_EXERCISES TO COMPLETE_.
**1)** Answer these questions about the robotics research text:
(a) Which two enabling technologies does the text name?
(b) What does the third generation of prostate intervention robots deploy?
(c) Where is the robotic system for prostate cancer biopsies being tested?
**2)** Extend the robotics research text by writing what follows its final sentence.
START TEXT FOR ANALYSIS
We are developing both enabling technologies (i.e. high torque density motors and soft fabric sensors) and robotic systems to augment human capability with wearable robots. Soft exoskeleton is a new design methodology that optimizes both comfort and performance of the users. We believe that our lightweight and compliant exoskeleton will be new intervention and rehabilitation solutions for both neurological and musculoskeletal disorders, e.g. osteoarthritis and children with cerebral palsy.
In collaboration with Harvard Medical School, we have developed three generations of MRI-guided prostate intervention robots in collaboration with Johns Hopkins and Brigham and Women's Hospital. The robotic system, designed to improve prostate cancer biopsies, is being tested as part of a larger clinical trial at BWH. The first generation is a cylidrical needle placement robot, the 2nd generation utilized a concentric tube mechanism to actively steer needles, and the third generation deploys a parallel mechanism for angulated needle placement. Prostate cancer is the last form of cancer still diagnosed with blind needle biopsies, so we are working to change that with image-guided technology.
END TEXT FOR ANALYSIS
START DATA EXTRACTS
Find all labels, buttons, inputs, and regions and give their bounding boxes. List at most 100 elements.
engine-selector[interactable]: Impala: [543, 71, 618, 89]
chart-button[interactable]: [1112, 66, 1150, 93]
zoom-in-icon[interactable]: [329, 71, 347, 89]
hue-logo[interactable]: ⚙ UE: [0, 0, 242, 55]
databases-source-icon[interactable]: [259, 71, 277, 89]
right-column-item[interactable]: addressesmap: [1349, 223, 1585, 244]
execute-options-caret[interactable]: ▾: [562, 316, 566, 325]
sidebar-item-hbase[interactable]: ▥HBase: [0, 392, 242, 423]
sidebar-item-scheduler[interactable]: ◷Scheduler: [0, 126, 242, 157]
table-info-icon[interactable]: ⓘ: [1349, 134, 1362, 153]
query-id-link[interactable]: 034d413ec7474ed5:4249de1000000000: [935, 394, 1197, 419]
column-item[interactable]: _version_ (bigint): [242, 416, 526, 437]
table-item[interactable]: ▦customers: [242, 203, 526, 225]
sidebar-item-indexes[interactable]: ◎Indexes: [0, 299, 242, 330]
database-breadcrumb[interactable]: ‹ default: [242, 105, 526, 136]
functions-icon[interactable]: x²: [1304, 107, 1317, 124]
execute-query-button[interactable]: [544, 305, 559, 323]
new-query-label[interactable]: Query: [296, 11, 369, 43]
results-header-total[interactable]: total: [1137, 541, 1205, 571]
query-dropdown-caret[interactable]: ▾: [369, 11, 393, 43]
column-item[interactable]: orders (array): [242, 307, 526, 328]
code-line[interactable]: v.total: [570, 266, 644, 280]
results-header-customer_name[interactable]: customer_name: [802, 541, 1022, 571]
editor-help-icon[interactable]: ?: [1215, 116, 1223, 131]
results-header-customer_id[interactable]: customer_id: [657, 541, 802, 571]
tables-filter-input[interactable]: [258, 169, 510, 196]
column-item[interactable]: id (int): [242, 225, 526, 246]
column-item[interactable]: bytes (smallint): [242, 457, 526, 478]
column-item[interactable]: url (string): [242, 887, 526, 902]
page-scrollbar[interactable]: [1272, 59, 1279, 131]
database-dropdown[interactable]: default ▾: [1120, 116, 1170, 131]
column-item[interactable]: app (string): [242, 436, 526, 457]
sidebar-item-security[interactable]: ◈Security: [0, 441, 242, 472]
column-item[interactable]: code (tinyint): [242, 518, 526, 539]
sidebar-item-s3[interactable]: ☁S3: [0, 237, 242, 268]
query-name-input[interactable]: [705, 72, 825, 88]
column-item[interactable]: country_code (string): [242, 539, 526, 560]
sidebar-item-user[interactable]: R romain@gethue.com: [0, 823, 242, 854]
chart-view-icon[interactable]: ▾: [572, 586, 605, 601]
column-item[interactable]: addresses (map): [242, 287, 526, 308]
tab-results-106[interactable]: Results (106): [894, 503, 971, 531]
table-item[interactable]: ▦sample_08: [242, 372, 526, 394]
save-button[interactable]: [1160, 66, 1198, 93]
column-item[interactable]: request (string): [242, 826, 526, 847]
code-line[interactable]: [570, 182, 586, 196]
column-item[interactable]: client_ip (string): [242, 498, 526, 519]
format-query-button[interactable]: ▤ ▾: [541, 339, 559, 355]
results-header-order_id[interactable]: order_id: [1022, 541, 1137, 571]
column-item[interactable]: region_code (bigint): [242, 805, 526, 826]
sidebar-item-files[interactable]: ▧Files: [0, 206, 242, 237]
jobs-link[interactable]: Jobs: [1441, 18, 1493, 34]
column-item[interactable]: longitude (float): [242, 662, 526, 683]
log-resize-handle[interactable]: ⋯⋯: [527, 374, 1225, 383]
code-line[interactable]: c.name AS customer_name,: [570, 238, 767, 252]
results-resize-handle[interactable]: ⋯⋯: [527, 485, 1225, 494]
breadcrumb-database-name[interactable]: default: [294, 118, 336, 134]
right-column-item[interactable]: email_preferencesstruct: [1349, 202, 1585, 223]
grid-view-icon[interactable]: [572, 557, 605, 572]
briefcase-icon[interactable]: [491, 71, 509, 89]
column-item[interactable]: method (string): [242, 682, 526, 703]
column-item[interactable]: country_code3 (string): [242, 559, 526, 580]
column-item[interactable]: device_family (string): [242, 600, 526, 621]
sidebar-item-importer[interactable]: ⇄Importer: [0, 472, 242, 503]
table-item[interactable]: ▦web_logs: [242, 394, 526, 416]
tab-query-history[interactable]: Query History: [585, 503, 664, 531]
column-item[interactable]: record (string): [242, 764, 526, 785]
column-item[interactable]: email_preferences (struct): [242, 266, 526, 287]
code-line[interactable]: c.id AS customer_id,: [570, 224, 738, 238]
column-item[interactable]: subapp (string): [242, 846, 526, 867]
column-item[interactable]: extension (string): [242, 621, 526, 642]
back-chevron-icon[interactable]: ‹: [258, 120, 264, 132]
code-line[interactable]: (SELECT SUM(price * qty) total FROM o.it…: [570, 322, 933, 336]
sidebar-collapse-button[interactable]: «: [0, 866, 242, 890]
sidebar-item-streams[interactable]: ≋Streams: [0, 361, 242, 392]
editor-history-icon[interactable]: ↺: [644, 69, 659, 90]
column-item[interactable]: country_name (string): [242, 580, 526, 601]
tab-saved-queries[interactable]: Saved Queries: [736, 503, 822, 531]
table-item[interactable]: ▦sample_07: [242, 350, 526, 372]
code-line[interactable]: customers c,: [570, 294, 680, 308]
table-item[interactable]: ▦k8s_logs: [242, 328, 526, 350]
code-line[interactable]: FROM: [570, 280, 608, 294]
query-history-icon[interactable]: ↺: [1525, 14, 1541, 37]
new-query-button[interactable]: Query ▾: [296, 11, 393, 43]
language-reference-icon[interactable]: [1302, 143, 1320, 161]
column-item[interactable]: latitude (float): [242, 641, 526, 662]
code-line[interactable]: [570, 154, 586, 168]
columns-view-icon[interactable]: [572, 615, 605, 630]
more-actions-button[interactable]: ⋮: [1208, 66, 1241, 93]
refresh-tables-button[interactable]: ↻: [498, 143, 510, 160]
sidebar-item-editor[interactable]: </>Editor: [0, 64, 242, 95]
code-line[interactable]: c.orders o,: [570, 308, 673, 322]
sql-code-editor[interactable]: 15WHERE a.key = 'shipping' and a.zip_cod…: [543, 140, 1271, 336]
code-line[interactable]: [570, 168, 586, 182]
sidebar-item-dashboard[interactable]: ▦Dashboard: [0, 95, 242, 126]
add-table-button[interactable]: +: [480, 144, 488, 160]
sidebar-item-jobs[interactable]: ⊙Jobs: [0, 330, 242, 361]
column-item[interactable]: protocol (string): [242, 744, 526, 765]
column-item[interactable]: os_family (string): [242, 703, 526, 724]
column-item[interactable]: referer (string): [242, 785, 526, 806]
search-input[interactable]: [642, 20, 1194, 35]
END DATA EXTRACTS
_ANSWERS FOR THIS EXERCISE_.
**1)**
(a) High torque density motors and soft fabric sensors.
(b) A parallel mechanism for angulated needle placement.
(c) As part of a larger clinical trial at BWH (Brigham and Women's Hospital).

**2)**
High torque density actuator enables a new robot design paradigm - quasi-direct drive, that significantly improves the bandwidth and transparency of co-robots that interact with human or the enviroment. We developed a novel knee exoskeleton combining the advantages of a high torque density motor and a bi-directional cable transmission system. The exoskeleton is lightweight and highly backdrivable. Performance evalutation demonstrates that the torque control bandwidth is up to 30Hz. These characteristics enables safe interaction between users and the exoskeleton.
Traditional sensors in robotics include force and positioning sensing. However, off-the-shelf sensors are not suiatable for use in MRI due to the potential for image degradation, malfunction, or safety issues. We are evaluating and developing sensors to be used in the MR environment. The current focus is on optical techniques for force and position sensing that do not compromise image quality and will allow for haptic feedback during MRI-guided interventions.